→ **OBJECTIVE**
From the entries provided below, copy each line that contains the word "entreprises".

--- MATERIAL FOR THE TASK ---

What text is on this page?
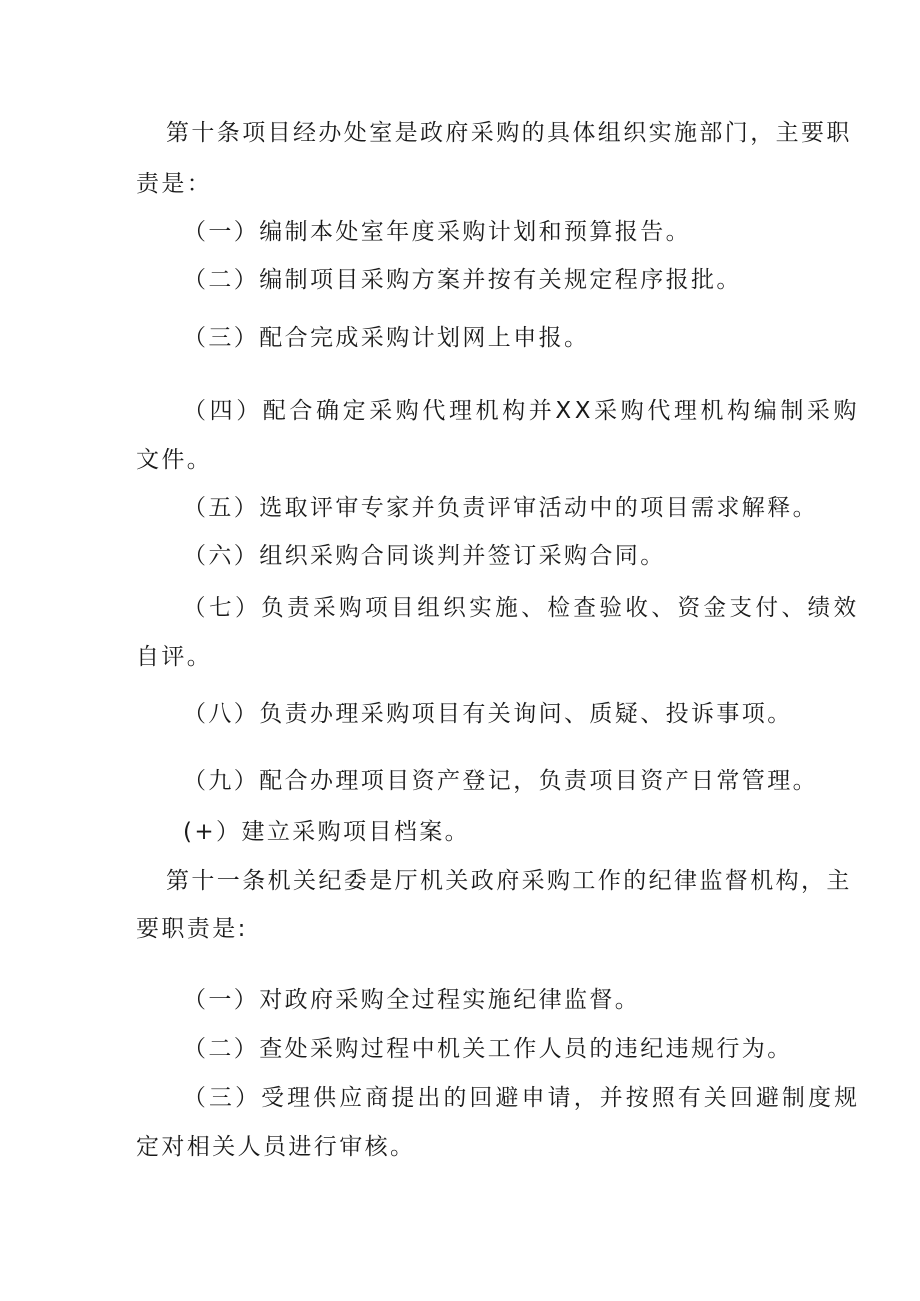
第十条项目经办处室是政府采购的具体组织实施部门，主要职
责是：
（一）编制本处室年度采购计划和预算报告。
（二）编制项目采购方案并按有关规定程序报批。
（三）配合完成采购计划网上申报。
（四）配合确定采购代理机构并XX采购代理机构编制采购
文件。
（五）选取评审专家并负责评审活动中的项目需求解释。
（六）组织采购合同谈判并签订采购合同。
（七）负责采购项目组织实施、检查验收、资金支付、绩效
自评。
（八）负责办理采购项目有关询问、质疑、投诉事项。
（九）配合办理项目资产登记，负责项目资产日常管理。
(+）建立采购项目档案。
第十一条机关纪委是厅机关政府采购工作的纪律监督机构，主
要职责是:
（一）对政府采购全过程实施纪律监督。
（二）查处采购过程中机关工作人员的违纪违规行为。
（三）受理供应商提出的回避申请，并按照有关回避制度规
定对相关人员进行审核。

---
--- MATERIAL FOR THE TASK ---

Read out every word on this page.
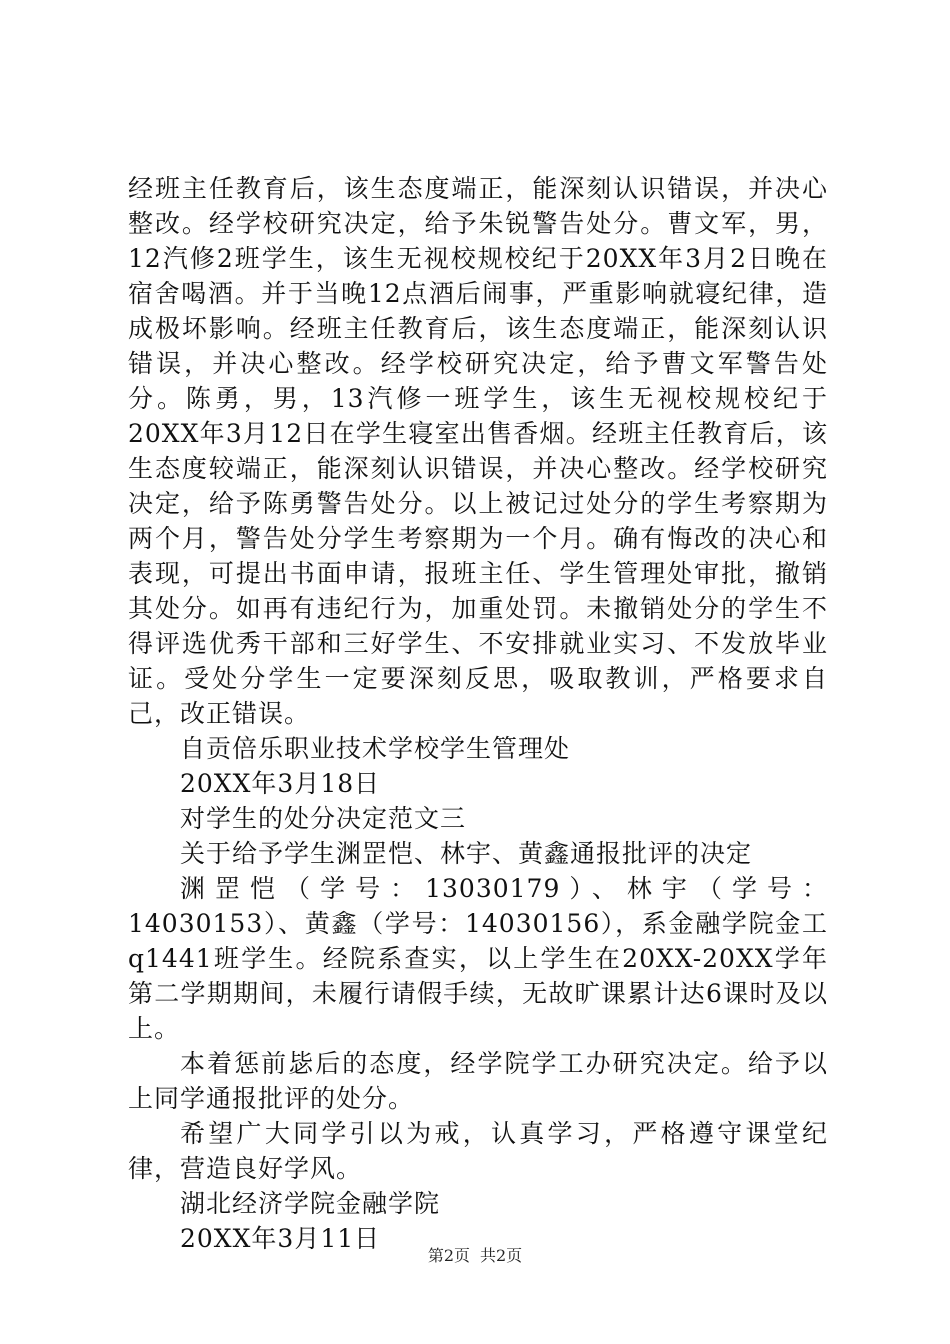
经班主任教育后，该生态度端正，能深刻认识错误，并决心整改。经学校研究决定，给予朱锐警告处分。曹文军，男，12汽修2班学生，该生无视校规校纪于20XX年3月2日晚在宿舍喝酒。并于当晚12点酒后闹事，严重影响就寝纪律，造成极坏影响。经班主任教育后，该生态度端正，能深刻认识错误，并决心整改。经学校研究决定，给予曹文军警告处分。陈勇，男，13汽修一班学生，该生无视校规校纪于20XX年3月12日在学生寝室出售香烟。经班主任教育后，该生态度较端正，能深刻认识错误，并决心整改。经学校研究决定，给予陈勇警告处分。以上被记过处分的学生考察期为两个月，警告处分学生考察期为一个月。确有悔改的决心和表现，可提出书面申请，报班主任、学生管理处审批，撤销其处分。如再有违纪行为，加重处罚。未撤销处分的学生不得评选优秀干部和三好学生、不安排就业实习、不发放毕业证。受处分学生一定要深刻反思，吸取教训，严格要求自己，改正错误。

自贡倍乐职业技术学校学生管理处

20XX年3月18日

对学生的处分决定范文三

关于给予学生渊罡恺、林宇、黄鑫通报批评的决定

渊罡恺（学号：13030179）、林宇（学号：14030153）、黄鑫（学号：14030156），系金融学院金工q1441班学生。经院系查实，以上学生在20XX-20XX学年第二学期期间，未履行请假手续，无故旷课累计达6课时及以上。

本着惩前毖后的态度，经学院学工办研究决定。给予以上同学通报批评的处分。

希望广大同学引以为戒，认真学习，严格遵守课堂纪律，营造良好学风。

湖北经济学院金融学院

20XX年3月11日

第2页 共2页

---
--- MATERIAL FOR THE TASK ---

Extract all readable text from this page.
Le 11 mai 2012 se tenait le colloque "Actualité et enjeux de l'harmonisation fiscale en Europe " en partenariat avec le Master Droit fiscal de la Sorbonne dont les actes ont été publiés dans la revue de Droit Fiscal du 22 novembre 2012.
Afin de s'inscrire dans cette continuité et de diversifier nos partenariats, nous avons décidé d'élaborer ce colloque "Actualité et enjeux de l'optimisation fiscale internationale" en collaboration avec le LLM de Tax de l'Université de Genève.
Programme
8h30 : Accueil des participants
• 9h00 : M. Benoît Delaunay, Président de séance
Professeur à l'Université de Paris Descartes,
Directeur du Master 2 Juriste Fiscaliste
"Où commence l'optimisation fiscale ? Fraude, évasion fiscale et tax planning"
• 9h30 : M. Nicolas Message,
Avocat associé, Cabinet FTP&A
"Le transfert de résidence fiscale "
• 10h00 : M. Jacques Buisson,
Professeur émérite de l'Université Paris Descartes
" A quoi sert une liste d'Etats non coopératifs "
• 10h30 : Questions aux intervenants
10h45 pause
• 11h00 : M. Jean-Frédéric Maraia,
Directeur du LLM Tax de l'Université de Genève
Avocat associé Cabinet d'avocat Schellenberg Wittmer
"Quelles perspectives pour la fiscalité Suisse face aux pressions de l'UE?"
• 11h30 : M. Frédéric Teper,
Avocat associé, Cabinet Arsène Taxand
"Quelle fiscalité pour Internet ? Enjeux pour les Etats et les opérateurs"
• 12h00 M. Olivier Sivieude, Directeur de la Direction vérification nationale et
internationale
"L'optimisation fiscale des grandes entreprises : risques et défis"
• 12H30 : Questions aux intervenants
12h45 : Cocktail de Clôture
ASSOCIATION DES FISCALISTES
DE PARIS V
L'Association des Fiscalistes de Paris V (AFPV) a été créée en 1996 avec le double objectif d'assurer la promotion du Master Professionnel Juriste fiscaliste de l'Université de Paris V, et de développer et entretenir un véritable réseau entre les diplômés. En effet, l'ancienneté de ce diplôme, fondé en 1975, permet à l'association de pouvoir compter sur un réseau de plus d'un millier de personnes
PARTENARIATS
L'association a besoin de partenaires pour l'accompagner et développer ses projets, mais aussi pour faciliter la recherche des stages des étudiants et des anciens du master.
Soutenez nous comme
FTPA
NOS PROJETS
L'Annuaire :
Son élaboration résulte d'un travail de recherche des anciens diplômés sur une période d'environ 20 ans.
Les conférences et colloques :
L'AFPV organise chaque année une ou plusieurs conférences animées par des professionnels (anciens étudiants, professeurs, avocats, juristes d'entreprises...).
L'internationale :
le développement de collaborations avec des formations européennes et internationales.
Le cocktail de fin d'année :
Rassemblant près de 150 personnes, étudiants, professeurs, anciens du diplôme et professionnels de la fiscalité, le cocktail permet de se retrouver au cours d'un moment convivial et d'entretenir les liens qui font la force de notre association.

---

→ **SOLUTION TO THE PROBLEM**
"L'optimisation fiscale des grandes entreprises : risques et défis"
L'AFPV organise chaque année une ou plusieurs conférences animées par des professionnels (anciens étudiants, professeurs, avocats, juristes d'entreprises...).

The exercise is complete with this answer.